Dataset entries

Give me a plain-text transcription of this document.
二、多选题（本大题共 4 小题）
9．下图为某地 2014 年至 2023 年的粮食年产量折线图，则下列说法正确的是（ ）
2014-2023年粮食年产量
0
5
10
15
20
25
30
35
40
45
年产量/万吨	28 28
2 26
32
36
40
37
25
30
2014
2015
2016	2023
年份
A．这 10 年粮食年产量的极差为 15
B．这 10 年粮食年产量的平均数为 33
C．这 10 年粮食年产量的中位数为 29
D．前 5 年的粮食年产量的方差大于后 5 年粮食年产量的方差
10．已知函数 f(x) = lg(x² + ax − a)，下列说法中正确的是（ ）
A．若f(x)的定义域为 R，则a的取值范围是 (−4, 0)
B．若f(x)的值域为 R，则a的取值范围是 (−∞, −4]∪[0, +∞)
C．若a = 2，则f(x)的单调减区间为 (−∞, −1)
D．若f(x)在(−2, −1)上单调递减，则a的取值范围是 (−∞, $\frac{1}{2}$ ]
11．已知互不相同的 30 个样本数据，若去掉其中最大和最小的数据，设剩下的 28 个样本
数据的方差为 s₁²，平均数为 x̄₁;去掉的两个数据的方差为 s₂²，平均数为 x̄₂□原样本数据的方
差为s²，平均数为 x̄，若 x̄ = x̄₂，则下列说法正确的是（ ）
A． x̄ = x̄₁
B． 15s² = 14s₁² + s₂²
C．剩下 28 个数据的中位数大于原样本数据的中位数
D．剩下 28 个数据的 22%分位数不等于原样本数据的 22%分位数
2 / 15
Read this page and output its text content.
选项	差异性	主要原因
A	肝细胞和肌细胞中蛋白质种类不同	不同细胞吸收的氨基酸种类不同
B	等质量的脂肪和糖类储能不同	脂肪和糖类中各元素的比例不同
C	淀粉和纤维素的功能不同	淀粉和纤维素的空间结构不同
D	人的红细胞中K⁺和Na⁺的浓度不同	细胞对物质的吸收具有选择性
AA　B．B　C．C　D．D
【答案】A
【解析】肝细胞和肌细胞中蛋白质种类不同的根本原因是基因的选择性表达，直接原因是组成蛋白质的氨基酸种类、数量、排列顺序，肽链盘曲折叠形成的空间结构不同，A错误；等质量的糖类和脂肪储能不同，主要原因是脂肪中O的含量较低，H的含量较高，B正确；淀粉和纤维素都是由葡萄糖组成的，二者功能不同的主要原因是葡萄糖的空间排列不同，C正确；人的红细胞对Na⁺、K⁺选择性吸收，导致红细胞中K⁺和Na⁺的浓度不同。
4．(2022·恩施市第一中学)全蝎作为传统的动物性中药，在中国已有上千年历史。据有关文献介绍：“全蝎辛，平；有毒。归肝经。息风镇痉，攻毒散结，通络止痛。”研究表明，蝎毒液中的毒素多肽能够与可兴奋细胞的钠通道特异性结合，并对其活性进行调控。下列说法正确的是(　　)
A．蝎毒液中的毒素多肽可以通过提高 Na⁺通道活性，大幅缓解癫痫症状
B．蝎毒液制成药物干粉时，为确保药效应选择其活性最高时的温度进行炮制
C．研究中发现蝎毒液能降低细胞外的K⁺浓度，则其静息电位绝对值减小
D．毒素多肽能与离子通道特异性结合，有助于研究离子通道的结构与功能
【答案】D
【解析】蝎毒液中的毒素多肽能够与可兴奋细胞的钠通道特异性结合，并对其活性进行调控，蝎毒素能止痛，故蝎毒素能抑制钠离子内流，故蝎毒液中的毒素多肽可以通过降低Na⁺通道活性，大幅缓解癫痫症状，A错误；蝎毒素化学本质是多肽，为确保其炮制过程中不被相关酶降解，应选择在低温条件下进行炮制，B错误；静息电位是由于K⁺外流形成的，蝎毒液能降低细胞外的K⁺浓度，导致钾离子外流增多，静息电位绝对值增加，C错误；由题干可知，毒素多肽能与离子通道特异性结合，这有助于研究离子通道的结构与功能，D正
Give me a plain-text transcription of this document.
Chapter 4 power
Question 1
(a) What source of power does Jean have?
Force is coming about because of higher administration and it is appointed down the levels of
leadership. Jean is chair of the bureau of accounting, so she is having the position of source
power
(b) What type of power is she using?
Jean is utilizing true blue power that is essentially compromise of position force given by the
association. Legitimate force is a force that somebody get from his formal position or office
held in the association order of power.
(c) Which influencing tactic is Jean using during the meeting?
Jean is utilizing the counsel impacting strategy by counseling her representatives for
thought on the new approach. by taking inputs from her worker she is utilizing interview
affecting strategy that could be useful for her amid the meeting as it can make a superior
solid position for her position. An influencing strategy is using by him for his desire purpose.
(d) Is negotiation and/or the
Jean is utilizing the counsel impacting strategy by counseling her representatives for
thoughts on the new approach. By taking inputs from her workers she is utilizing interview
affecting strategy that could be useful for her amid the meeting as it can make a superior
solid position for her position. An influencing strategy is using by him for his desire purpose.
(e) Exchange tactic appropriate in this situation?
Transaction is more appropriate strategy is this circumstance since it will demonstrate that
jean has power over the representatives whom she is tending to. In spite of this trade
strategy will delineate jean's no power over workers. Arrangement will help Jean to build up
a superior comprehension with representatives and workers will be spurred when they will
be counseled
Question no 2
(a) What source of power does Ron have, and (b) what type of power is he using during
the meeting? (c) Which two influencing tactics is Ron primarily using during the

Work required
Take the listing above and write it out again exactly.

Written response
Give me a plain-text transcription of this document.
二、多选题（本大题共 4 小题）
9．下图为某地 2014 年至 2023 年的粮食年产量折线图，则下列说法正确的是（ ）
2014-2023年粮食年产量
0
5
10
15
20
25
30
35
40
45
年产量/万吨	28 28
2 26
32
36
40
37
25
30
2014
2015
2016	2023
年份
A．这 10 年粮食年产量的极差为 15
B．这 10 年粮食年产量的平均数为 33
C．这 10 年粮食年产量的中位数为 29
D．前 5 年的粮食年产量的方差大于后 5 年粮食年产量的方差
10．已知函数 f(x) = lg(x² + ax − a)，下列说法中正确的是（ ）
A．若f(x)的定义域为 R，则a的取值范围是 (−4, 0)
B．若f(x)的值域为 R，则a的取值范围是 (−∞, −4]∪[0, +∞)
C．若a = 2，则f(x)的单调减区间为 (−∞, −1)
D．若f(x)在(−2, −1)上单调递减，则a的取值范围是 (−∞, $\frac{1}{2}$ ]
11．已知互不相同的 30 个样本数据，若去掉其中最大和最小的数据，设剩下的 28 个样本
数据的方差为 s₁²，平均数为 x̄₁;去掉的两个数据的方差为 s₂²，平均数为 x̄₂□原样本数据的方
差为s²，平均数为 x̄，若 x̄ = x̄₂，则下列说法正确的是（ ）
A． x̄ = x̄₁
B． 15s² = 14s₁² + s₂²
C．剩下 28 个数据的中位数大于原样本数据的中位数
D．剩下 28 个数据的 22%分位数不等于原样本数据的 22%分位数
2 / 15
Read this page and output its text content.
选项	差异性	主要原因
A	肝细胞和肌细胞中蛋白质种类不同	不同细胞吸收的氨基酸种类不同
B	等质量的脂肪和糖类储能不同	脂肪和糖类中各元素的比例不同
C	淀粉和纤维素的功能不同	淀粉和纤维素的空间结构不同
D	人的红细胞中K⁺和Na⁺的浓度不同	细胞对物质的吸收具有选择性
AA　B．B　C．C　D．D
【答案】A
【解析】肝细胞和肌细胞中蛋白质种类不同的根本原因是基因的选择性表达，直接原因是组成蛋白质的氨基酸种类、数量、排列顺序，肽链盘曲折叠形成的空间结构不同，A错误；等质量的糖类和脂肪储能不同，主要原因是脂肪中O的含量较低，H的含量较高，B正确；淀粉和纤维素都是由葡萄糖组成的，二者功能不同的主要原因是葡萄糖的空间排列不同，C正确；人的红细胞对Na⁺、K⁺选择性吸收，导致红细胞中K⁺和Na⁺的浓度不同。
4．(2022·恩施市第一中学)全蝎作为传统的动物性中药，在中国已有上千年历史。据有关文献介绍：“全蝎辛，平；有毒。归肝经。息风镇痉，攻毒散结，通络止痛。”研究表明，蝎毒液中的毒素多肽能够与可兴奋细胞的钠通道特异性结合，并对其活性进行调控。下列说法正确的是(　　)
A．蝎毒液中的毒素多肽可以通过提高 Na⁺通道活性，大幅缓解癫痫症状
B．蝎毒液制成药物干粉时，为确保药效应选择其活性最高时的温度进行炮制
C．研究中发现蝎毒液能降低细胞外的K⁺浓度，则其静息电位绝对值减小
D．毒素多肽能与离子通道特异性结合，有助于研究离子通道的结构与功能
【答案】D
【解析】蝎毒液中的毒素多肽能够与可兴奋细胞的钠通道特异性结合，并对其活性进行调控，蝎毒素能止痛，故蝎毒素能抑制钠离子内流，故蝎毒液中的毒素多肽可以通过降低Na⁺通道活性，大幅缓解癫痫症状，A错误；蝎毒素化学本质是多肽，为确保其炮制过程中不被相关酶降解，应选择在低温条件下进行炮制，B错误；静息电位是由于K⁺外流形成的，蝎毒液能降低细胞外的K⁺浓度，导致钾离子外流增多，静息电位绝对值增加，C错误；由题干可知，毒素多肽能与离子通道特异性结合，这有助于研究离子通道的结构与功能，D正
Give me a plain-text transcription of this document.
Chapter 4 power
Question 1
(a) What source of power does Jean have?
Force is coming about because of higher administration and it is appointed down the levels of
leadership. Jean is chair of the bureau of accounting, so she is having the position of source
power
(b) What type of power is she using?
Jean is utilizing true blue power that is essentially compromise of position force given by the
association. Legitimate force is a force that somebody get from his formal position or office
held in the association order of power.
(c) Which influencing tactic is Jean using during the meeting?
Jean is utilizing the counsel impacting strategy by counseling her representatives for
thought on the new approach. by taking inputs from her worker she is utilizing interview
affecting strategy that could be useful for her amid the meeting as it can make a superior
solid position for her position. An influencing strategy is using by him for his desire purpose.
(d) Is negotiation and/or the
Jean is utilizing the counsel impacting strategy by counseling her representatives for
thoughts on the new approach. By taking inputs from her workers she is utilizing interview
affecting strategy that could be useful for her amid the meeting as it can make a superior
solid position for her position. An influencing strategy is using by him for his desire purpose.
(e) Exchange tactic appropriate in this situation?
Transaction is more appropriate strategy is this circumstance since it will demonstrate that
jean has power over the representatives whom she is tending to. In spite of this trade
strategy will delineate jean's no power over workers. Arrangement will help Jean to build up
a superior comprehension with representatives and workers will be spurred when they will
be counseled
Question no 2
(a) What source of power does Ron have, and (b) what type of power is he using during
the meeting? (c) Which two influencing tactics is Ron primarily using during the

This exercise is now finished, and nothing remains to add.